*** Supplied records
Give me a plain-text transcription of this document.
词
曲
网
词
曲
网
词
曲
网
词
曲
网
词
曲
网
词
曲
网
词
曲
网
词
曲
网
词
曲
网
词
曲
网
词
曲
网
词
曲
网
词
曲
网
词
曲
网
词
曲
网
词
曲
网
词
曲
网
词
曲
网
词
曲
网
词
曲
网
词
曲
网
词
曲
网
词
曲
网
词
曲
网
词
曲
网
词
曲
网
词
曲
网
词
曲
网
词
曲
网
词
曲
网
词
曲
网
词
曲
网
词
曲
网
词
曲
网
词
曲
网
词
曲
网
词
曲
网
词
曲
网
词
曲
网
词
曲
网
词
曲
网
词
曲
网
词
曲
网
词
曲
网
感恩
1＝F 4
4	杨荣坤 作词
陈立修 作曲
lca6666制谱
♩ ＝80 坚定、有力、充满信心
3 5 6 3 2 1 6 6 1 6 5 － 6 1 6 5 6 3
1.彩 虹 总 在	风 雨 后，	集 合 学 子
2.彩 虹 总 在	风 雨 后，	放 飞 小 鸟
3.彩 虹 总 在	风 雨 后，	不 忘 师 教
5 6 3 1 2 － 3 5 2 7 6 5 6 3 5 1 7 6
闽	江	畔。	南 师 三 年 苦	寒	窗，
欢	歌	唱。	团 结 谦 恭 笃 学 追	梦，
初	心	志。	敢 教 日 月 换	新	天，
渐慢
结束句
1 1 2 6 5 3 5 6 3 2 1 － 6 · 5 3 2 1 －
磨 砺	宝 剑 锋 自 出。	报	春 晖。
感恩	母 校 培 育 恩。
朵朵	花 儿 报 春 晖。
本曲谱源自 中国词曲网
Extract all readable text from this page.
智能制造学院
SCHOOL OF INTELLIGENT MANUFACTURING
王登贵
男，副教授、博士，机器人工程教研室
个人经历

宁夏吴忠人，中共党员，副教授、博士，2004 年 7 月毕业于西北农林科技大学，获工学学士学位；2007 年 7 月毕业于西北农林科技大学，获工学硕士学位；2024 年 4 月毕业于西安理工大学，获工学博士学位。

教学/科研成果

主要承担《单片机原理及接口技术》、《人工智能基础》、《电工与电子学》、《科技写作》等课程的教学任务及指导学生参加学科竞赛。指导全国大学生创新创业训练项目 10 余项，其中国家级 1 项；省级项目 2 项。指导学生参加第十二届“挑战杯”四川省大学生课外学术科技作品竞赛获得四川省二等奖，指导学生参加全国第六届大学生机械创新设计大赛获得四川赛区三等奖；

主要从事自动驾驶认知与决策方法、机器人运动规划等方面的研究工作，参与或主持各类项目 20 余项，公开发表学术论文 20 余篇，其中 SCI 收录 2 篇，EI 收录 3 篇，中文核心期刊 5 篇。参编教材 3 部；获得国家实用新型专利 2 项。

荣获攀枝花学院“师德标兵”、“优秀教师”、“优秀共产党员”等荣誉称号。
******
| Directive |
Restate every record exactly, leaving nothing out.

| Solution for this problem |
Give me a plain-text transcription of this document.
词
曲
网
词
曲
网
词
曲
网
词
曲
网
词
曲
网
词
曲
网
词
曲
网
词
曲
网
词
曲
网
词
曲
网
词
曲
网
词
曲
网
词
曲
网
词
曲
网
词
曲
网
词
曲
网
词
曲
网
词
曲
网
词
曲
网
词
曲
网
词
曲
网
词
曲
网
词
曲
网
词
曲
网
词
曲
网
词
曲
网
词
曲
网
词
曲
网
词
曲
网
词
曲
网
词
曲
网
词
曲
网
词
曲
网
词
曲
网
词
曲
网
词
曲
网
词
曲
网
词
曲
网
词
曲
网
词
曲
网
词
曲
网
词
曲
网
词
曲
网
词
曲
网
感恩
1＝F 4
4	杨荣坤 作词
陈立修 作曲
lca6666制谱
♩ ＝80 坚定、有力、充满信心
3 5 6 3 2 1 6 6 1 6 5 － 6 1 6 5 6 3
1.彩 虹 总 在	风 雨 后，	集 合 学 子
2.彩 虹 总 在	风 雨 后，	放 飞 小 鸟
3.彩 虹 总 在	风 雨 后，	不 忘 师 教
5 6 3 1 2 － 3 5 2 7 6 5 6 3 5 1 7 6
闽	江	畔。	南 师 三 年 苦	寒	窗，
欢	歌	唱。	团 结 谦 恭 笃 学 追	梦，
初	心	志。	敢 教 日 月 换	新	天，
渐慢
结束句
1 1 2 6 5 3 5 6 3 2 1 － 6 · 5 3 2 1 －
磨 砺	宝 剑 锋 自 出。	报	春 晖。
感恩	母 校 培 育 恩。
朵朵	花 儿 报 春 晖。
本曲谱源自 中国词曲网
Extract all readable text from this page.
智能制造学院
SCHOOL OF INTELLIGENT MANUFACTURING
王登贵
男，副教授、博士，机器人工程教研室
个人经历

宁夏吴忠人，中共党员，副教授、博士，2004 年 7 月毕业于西北农林科技大学，获工学学士学位；2007 年 7 月毕业于西北农林科技大学，获工学硕士学位；2024 年 4 月毕业于西安理工大学，获工学博士学位。

教学/科研成果

主要承担《单片机原理及接口技术》、《人工智能基础》、《电工与电子学》、《科技写作》等课程的教学任务及指导学生参加学科竞赛。指导全国大学生创新创业训练项目 10 余项，其中国家级 1 项；省级项目 2 项。指导学生参加第十二届“挑战杯”四川省大学生课外学术科技作品竞赛获得四川省二等奖，指导学生参加全国第六届大学生机械创新设计大赛获得四川赛区三等奖；

主要从事自动驾驶认知与决策方法、机器人运动规划等方面的研究工作，参与或主持各类项目 20 余项，公开发表学术论文 20 余篇，其中 SCI 收录 2 篇，EI 收录 3 篇，中文核心期刊 5 篇。参编教材 3 部；获得国家实用新型专利 2 项。

荣获攀枝花学院“师德标兵”、“优秀教师”、“优秀共产党员”等荣誉称号。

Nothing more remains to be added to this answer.